- [Requirement]:
Copy nothing but the lines from the one containing "What's the underlying" through the last line of the records, repeated exactly and without pictures.

┌─ Source data

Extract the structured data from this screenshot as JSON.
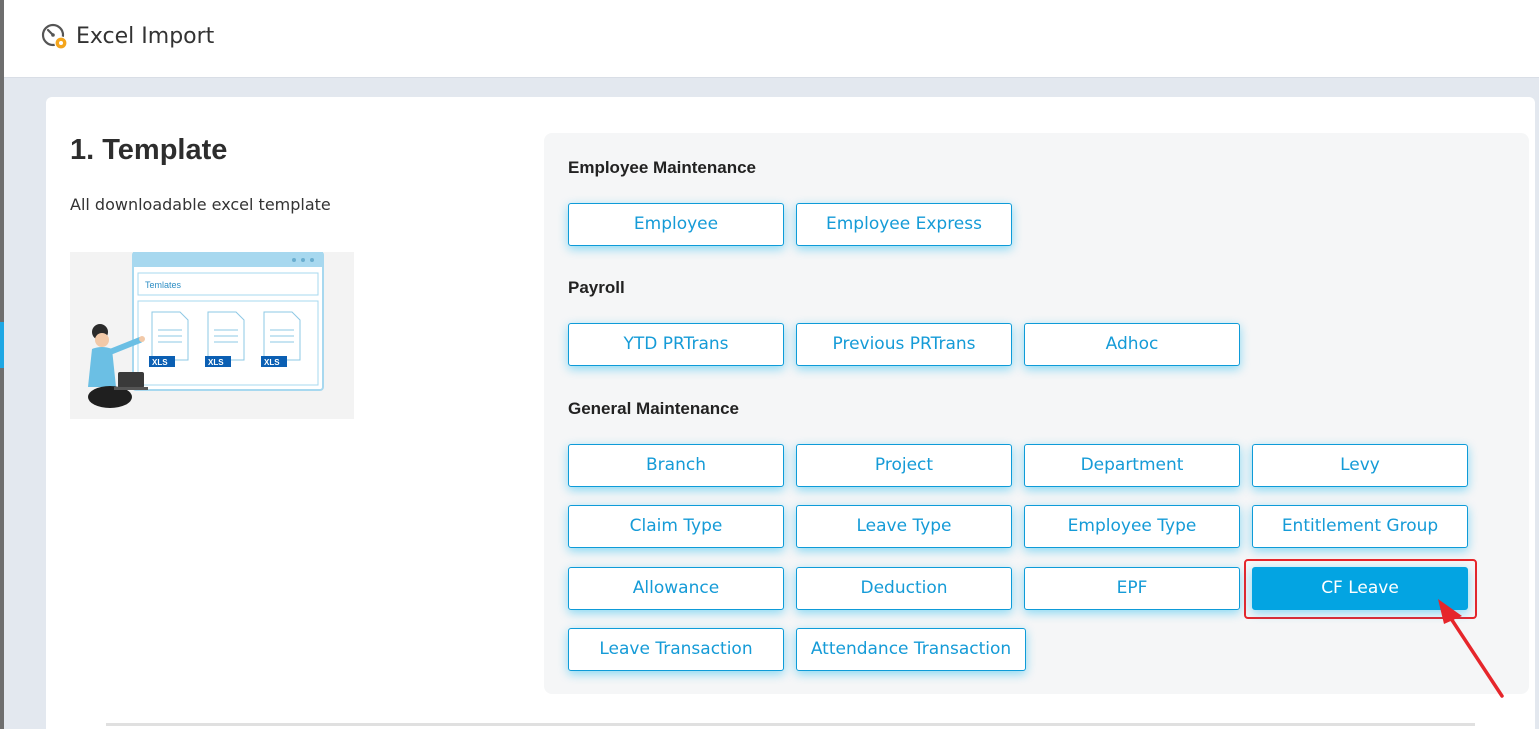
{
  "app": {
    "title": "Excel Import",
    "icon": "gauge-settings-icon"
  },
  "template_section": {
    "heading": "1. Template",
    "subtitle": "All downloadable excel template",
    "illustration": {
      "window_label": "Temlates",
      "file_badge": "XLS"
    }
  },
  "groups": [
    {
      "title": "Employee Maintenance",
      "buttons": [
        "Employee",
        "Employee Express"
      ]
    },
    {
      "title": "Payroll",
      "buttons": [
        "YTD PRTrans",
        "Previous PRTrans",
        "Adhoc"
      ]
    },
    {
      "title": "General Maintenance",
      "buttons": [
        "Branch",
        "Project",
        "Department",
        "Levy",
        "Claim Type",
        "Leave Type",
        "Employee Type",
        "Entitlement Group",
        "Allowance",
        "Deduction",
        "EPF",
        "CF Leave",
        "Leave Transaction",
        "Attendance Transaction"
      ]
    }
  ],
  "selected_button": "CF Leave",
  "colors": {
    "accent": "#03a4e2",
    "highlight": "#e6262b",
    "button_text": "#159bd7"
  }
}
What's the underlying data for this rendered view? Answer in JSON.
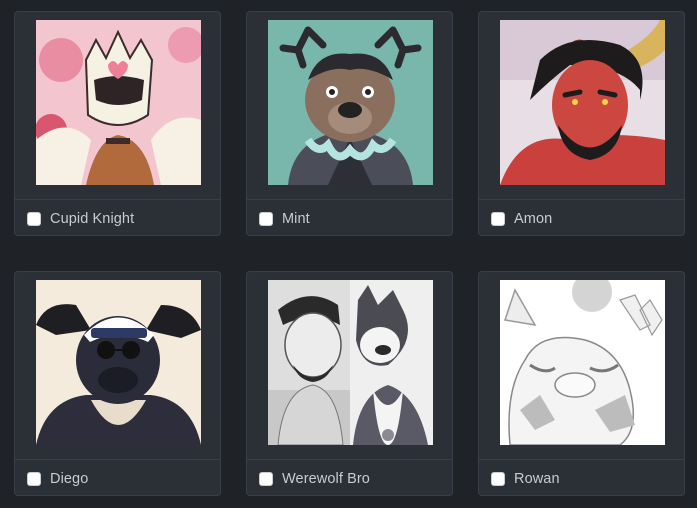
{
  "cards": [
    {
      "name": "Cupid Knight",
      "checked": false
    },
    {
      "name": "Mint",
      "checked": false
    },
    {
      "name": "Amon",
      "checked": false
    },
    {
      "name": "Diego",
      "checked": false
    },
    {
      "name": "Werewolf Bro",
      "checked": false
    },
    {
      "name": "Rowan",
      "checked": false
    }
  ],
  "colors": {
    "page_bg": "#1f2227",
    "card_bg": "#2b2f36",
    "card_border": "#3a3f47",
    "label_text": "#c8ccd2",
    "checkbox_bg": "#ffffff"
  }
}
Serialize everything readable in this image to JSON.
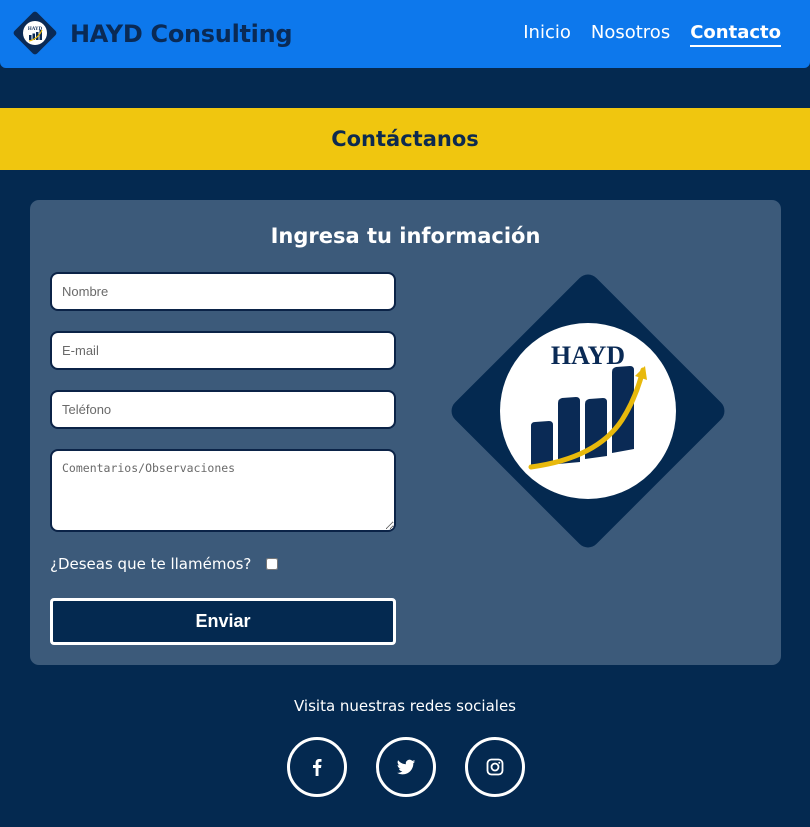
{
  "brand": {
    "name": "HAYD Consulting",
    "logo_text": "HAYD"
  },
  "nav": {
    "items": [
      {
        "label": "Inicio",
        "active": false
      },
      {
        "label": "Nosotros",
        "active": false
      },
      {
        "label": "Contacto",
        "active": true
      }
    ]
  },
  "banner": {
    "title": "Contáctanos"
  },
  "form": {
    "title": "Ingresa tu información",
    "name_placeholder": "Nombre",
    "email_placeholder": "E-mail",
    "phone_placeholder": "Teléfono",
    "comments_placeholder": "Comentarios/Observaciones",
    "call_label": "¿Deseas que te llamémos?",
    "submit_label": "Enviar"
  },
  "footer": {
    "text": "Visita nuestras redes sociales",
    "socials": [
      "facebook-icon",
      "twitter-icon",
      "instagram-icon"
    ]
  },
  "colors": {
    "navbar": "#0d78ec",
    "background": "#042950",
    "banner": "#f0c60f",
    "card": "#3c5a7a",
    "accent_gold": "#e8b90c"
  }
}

└─

- [Task answer]:
What's the underlying data for this rendered view? Answer in JSON.
{
  "cards": [
    {
      "name": "Cupid Knight",
      "checked": false
    },
    {
      "name": "Mint",
      "checked": false
    },
    {
      "name": "Amon",
      "checked": false
    },
    {
      "name": "Diego",
      "checked": false
    },
    {
      "name": "Werewolf Bro",
      "checked": false
    },
    {
      "name": "Rowan",
      "checked": false
    }
  ],
  "colors": {
    "page_bg": "#1f2227",
    "card_bg": "#2b2f36",
    "card_border": "#3a3f47",
    "label_text": "#c8ccd2",
    "checkbox_bg": "#ffffff"
  }
}
Serialize everything readable in this image to JSON.
{
  "brand": {
    "name": "HAYD Consulting",
    "logo_text": "HAYD"
  },
  "nav": {
    "items": [
      {
        "label": "Inicio",
        "active": false
      },
      {
        "label": "Nosotros",
        "active": false
      },
      {
        "label": "Contacto",
        "active": true
      }
    ]
  },
  "banner": {
    "title": "Contáctanos"
  },
  "form": {
    "title": "Ingresa tu información",
    "name_placeholder": "Nombre",
    "email_placeholder": "E-mail",
    "phone_placeholder": "Teléfono",
    "comments_placeholder": "Comentarios/Observaciones",
    "call_label": "¿Deseas que te llamémos?",
    "submit_label": "Enviar"
  },
  "footer": {
    "text": "Visita nuestras redes sociales",
    "socials": [
      "facebook-icon",
      "twitter-icon",
      "instagram-icon"
    ]
  },
  "colors": {
    "navbar": "#0d78ec",
    "background": "#042950",
    "banner": "#f0c60f",
    "card": "#3c5a7a",
    "accent_gold": "#e8b90c"
  }
}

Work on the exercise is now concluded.